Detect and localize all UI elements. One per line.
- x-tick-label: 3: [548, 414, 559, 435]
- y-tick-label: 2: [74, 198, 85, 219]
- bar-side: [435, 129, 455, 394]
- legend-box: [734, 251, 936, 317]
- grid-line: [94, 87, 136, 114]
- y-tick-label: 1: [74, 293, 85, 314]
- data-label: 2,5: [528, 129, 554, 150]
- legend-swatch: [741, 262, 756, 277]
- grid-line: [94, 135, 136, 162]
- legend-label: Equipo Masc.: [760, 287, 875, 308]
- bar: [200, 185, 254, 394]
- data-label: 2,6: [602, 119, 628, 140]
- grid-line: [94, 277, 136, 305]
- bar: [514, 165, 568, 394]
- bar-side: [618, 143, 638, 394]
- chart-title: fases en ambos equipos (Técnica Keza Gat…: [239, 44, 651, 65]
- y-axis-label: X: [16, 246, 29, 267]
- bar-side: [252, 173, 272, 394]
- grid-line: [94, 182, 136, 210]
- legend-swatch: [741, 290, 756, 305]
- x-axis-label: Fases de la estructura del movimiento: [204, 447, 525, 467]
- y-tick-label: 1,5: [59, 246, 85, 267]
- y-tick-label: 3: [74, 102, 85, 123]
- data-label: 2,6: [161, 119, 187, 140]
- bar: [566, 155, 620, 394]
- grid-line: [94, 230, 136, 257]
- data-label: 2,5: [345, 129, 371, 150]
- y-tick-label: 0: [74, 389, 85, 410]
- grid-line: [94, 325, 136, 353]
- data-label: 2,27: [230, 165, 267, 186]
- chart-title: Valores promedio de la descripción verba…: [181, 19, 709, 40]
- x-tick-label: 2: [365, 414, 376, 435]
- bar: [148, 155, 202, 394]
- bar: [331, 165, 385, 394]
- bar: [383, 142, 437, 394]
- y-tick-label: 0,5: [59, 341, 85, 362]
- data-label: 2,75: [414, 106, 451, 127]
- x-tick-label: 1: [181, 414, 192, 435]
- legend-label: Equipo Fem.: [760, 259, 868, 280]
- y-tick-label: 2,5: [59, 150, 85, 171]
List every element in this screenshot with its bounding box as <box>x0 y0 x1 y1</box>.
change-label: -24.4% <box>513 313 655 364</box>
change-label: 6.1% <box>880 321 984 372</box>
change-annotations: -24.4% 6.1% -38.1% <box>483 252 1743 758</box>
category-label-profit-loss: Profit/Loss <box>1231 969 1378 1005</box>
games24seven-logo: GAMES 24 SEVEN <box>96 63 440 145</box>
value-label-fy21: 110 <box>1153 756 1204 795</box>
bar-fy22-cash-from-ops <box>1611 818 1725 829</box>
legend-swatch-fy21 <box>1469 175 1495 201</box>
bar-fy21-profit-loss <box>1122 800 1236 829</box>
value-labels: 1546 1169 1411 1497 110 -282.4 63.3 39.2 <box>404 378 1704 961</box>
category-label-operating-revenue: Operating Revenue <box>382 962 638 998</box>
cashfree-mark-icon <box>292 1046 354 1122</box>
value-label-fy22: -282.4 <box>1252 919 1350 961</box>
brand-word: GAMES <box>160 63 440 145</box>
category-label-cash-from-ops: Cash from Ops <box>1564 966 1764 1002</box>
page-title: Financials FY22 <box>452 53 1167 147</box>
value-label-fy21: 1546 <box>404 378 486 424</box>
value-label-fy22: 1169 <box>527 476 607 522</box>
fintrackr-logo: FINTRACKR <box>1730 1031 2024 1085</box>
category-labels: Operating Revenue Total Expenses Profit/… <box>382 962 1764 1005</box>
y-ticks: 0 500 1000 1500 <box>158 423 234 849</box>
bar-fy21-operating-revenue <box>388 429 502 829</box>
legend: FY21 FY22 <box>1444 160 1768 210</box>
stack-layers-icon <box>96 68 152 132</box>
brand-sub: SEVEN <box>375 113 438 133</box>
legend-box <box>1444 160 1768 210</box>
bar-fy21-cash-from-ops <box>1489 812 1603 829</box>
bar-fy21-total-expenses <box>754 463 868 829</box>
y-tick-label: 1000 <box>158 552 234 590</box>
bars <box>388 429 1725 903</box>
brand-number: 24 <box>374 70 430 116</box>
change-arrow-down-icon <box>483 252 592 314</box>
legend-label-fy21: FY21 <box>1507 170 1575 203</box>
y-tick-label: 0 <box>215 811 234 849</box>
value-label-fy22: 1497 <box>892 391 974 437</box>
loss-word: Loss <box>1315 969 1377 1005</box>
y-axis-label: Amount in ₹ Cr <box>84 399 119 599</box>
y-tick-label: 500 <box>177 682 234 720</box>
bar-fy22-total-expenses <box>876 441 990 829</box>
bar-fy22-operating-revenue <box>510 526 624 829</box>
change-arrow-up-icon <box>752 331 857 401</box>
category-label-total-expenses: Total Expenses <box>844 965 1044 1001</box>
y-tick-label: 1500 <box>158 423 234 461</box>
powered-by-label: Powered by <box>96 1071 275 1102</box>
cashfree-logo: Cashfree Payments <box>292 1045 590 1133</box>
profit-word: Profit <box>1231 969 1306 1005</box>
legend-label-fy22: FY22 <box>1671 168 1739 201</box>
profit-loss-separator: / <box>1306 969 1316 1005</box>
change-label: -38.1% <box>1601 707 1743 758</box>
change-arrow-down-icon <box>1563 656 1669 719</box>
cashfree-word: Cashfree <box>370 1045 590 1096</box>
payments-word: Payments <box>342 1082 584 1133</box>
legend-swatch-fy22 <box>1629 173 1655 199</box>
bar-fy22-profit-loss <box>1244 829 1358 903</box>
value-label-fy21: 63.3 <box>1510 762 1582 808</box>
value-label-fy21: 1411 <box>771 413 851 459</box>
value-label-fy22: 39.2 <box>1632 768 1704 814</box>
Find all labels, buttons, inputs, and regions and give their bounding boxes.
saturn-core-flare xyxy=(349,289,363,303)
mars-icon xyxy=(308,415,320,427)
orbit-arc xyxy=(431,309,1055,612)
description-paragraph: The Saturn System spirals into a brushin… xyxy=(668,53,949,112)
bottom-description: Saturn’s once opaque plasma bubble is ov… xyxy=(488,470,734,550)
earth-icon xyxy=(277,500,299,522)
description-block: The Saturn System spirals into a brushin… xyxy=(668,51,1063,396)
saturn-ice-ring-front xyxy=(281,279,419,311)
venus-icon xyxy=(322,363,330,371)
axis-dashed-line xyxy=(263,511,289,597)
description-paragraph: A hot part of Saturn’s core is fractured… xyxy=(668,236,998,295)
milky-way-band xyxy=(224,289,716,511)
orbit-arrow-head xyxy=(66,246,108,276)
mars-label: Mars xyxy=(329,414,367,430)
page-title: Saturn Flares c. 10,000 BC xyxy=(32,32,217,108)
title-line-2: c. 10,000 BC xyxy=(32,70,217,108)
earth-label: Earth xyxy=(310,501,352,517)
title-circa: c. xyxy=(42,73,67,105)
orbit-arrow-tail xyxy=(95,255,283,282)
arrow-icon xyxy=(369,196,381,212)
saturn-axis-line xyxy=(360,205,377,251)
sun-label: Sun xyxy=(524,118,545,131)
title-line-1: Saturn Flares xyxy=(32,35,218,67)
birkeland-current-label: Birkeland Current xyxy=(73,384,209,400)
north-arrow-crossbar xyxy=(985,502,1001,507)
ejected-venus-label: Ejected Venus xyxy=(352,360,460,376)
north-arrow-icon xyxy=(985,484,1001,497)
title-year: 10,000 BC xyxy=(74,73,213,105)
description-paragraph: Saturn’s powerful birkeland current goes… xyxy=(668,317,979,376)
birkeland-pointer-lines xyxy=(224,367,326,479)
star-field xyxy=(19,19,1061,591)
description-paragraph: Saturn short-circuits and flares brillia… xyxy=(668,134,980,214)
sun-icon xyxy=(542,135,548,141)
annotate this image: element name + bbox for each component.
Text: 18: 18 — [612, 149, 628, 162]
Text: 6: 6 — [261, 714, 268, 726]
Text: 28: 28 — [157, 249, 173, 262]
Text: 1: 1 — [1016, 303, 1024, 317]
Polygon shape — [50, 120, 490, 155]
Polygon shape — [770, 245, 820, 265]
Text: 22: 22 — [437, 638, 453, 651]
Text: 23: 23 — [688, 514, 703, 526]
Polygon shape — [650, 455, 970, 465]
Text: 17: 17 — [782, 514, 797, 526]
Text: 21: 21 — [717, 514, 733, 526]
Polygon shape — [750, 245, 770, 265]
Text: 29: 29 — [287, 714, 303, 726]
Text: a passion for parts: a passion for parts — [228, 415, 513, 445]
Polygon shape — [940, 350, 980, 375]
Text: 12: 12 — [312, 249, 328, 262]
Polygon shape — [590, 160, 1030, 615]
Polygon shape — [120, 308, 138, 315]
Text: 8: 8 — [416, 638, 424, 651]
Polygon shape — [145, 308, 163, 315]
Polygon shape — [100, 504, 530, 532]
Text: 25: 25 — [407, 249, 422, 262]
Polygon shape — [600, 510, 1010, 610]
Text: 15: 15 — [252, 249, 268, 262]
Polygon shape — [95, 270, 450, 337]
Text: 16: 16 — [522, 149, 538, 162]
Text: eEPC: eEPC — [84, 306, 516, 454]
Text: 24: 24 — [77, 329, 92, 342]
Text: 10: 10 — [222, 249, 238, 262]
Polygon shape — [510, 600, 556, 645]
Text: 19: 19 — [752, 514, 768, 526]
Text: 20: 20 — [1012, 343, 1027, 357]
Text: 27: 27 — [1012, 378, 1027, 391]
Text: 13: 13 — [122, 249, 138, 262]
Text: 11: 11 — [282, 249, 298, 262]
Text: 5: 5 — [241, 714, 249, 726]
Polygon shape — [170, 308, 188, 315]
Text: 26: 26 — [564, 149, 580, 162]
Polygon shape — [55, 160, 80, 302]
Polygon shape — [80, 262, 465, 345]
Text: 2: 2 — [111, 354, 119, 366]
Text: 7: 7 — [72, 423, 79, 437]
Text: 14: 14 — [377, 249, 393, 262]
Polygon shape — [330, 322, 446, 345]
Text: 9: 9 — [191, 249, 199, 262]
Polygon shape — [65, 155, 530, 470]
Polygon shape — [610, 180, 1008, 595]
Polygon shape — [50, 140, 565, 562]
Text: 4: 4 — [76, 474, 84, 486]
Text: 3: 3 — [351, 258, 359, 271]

- **Problem details**:
Reproduce the part of the listing that opens with its first line and closes with the line containing "bar-fy21-profit-loss <box>1122 800", both ends included.

- **The result**:
Detect and localize all UI elements. One per line.
- x-tick-label: 3: [548, 414, 559, 435]
- y-tick-label: 2: [74, 198, 85, 219]
- bar-side: [435, 129, 455, 394]
- legend-box: [734, 251, 936, 317]
- grid-line: [94, 87, 136, 114]
- y-tick-label: 1: [74, 293, 85, 314]
- data-label: 2,5: [528, 129, 554, 150]
- legend-swatch: [741, 262, 756, 277]
- grid-line: [94, 135, 136, 162]
- legend-label: Equipo Masc.: [760, 287, 875, 308]
- bar: [200, 185, 254, 394]
- data-label: 2,6: [602, 119, 628, 140]
- grid-line: [94, 277, 136, 305]
- bar: [514, 165, 568, 394]
- bar-side: [618, 143, 638, 394]
- chart-title: fases en ambos equipos (Técnica Keza Gat…: [239, 44, 651, 65]
- y-axis-label: X: [16, 246, 29, 267]
- bar-side: [252, 173, 272, 394]
- grid-line: [94, 182, 136, 210]
- legend-swatch: [741, 290, 756, 305]
- x-axis-label: Fases de la estructura del movimiento: [204, 447, 525, 467]
- y-tick-label: 1,5: [59, 246, 85, 267]
- y-tick-label: 3: [74, 102, 85, 123]
- data-label: 2,6: [161, 119, 187, 140]
- bar: [566, 155, 620, 394]
- grid-line: [94, 230, 136, 257]
- data-label: 2,5: [345, 129, 371, 150]
- y-tick-label: 0: [74, 389, 85, 410]
- grid-line: [94, 325, 136, 353]
- data-label: 2,27: [230, 165, 267, 186]
- chart-title: Valores promedio de la descripción verba…: [181, 19, 709, 40]
- x-tick-label: 2: [365, 414, 376, 435]
- bar: [148, 155, 202, 394]
- bar: [331, 165, 385, 394]
- bar: [383, 142, 437, 394]
- y-tick-label: 0,5: [59, 341, 85, 362]
- data-label: 2,75: [414, 106, 451, 127]
- x-tick-label: 1: [181, 414, 192, 435]
- legend-label: Equipo Fem.: [760, 259, 868, 280]
- y-tick-label: 2,5: [59, 150, 85, 171]
List every element in this screenshot with its bounding box as <box>x0 y0 x1 y1</box>.
change-label: -24.4% <box>513 313 655 364</box>
change-label: 6.1% <box>880 321 984 372</box>
change-annotations: -24.4% 6.1% -38.1% <box>483 252 1743 758</box>
category-label-profit-loss: Profit/Loss <box>1231 969 1378 1005</box>
games24seven-logo: GAMES 24 SEVEN <box>96 63 440 145</box>
value-label-fy21: 110 <box>1153 756 1204 795</box>
bar-fy22-cash-from-ops <box>1611 818 1725 829</box>
legend-swatch-fy21 <box>1469 175 1495 201</box>
bar-fy21-profit-loss <box>1122 800 1236 829</box>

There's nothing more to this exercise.